▸ Request
Transcribe all the records with complete accuracy.

▸ Raw records
◆ ◆ ◆ ◆

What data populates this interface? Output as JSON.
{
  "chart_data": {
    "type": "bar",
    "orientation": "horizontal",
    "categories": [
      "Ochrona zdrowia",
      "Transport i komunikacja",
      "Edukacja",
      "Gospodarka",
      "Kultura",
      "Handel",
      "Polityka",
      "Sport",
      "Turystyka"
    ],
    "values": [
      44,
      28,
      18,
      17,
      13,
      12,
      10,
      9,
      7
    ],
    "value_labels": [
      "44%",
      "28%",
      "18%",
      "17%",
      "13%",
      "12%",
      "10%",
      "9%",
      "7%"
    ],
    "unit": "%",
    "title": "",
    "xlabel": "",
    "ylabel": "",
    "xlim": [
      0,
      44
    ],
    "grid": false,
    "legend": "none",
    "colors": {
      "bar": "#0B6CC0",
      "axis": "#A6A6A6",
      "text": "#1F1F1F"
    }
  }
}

◆ ◆ ◆ ◆

▸ Final result
What data populates this interface? Output as JSON.
{
  "chart_data": {
    "type": "bar",
    "orientation": "horizontal",
    "categories": [
      "Ochrona zdrowia",
      "Transport i komunikacja",
      "Edukacja",
      "Gospodarka",
      "Kultura",
      "Handel",
      "Polityka",
      "Sport",
      "Turystyka"
    ],
    "values": [
      44,
      28,
      18,
      17,
      13,
      12,
      10,
      9,
      7
    ],
    "value_labels": [
      "44%",
      "28%",
      "18%",
      "17%",
      "13%",
      "12%",
      "10%",
      "9%",
      "7%"
    ],
    "unit": "%",
    "title": "",
    "xlabel": "",
    "ylabel": "",
    "xlim": [
      0,
      44
    ],
    "grid": false,
    "legend": "none",
    "colors": {
      "bar": "#0B6CC0",
      "axis": "#A6A6A6",
      "text": "#1F1F1F"
    }
  }
}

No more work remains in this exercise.